--- Begin ---

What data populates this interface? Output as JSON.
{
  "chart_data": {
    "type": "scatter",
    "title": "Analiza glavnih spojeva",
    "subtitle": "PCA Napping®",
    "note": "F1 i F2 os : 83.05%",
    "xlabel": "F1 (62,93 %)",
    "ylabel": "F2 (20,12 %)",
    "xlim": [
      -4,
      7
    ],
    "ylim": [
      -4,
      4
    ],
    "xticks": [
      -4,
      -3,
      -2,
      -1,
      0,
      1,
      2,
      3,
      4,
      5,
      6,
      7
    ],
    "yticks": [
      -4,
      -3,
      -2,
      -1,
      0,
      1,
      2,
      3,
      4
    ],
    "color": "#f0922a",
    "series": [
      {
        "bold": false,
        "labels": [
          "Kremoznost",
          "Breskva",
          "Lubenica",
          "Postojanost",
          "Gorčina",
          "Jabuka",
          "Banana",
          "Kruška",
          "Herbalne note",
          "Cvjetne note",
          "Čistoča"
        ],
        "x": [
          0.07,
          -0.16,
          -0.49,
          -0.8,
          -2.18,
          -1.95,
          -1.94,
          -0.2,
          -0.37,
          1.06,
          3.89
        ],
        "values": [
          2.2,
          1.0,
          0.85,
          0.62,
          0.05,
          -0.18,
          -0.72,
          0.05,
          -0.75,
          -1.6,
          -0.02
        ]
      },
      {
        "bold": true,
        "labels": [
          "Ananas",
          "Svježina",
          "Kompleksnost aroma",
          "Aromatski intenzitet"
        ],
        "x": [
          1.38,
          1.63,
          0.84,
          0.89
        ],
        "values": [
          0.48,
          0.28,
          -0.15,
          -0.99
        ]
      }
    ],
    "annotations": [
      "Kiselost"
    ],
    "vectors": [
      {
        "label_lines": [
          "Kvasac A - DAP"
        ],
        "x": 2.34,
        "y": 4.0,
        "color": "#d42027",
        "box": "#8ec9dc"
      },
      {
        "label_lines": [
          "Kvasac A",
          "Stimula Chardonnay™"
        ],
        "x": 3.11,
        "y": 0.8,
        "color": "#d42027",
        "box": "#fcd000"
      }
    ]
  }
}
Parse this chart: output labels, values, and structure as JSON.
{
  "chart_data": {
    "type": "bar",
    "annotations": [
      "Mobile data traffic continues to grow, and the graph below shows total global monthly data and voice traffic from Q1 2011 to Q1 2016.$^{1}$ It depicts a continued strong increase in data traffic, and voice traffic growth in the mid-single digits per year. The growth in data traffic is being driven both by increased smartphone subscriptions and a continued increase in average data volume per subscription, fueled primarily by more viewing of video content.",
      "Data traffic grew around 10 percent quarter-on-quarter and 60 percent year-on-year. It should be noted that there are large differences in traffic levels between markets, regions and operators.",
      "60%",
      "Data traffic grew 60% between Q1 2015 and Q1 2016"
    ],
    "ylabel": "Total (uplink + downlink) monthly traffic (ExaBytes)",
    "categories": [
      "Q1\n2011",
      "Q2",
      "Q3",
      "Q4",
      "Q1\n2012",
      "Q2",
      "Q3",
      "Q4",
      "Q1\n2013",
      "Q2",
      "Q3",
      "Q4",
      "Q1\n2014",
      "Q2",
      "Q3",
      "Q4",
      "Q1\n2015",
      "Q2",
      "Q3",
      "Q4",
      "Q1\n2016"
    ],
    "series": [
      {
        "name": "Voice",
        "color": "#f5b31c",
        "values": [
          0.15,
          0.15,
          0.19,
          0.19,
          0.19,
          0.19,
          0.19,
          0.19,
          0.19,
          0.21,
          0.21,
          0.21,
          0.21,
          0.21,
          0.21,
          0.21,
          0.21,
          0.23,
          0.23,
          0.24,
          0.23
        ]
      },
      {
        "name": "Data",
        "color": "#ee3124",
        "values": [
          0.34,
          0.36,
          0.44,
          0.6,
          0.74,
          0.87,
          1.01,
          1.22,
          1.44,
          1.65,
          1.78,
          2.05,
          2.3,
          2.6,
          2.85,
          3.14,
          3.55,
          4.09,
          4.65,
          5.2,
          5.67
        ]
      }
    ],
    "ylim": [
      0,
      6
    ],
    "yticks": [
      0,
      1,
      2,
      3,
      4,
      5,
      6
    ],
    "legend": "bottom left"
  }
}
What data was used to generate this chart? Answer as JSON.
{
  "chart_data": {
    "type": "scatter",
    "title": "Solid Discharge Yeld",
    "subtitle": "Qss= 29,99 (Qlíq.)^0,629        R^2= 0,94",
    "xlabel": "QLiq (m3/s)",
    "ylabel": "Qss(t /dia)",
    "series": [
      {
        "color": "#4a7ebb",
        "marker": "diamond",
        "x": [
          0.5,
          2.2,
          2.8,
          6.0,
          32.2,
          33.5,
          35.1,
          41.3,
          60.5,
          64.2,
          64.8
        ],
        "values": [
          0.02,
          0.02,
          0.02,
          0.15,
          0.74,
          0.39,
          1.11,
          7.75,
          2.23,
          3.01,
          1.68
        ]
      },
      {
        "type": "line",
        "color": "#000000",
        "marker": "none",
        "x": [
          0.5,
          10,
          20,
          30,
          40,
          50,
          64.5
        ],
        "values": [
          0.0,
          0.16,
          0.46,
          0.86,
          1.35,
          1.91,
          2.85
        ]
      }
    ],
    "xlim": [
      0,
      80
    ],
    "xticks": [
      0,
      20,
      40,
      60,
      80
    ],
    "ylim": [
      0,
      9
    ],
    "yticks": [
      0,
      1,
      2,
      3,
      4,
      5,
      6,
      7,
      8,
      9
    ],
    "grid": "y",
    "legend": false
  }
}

--- End ---

--- Written request ---
Gather from the entries above all lines that include the string "color".

--- Full response ---
    "color": "#f0922a",
        "color": "#d42027",
        "color": "#d42027",
        "color": "#f5b31c",
        "color": "#ee3124",
        "color": "#4a7ebb",
        "color": "#000000",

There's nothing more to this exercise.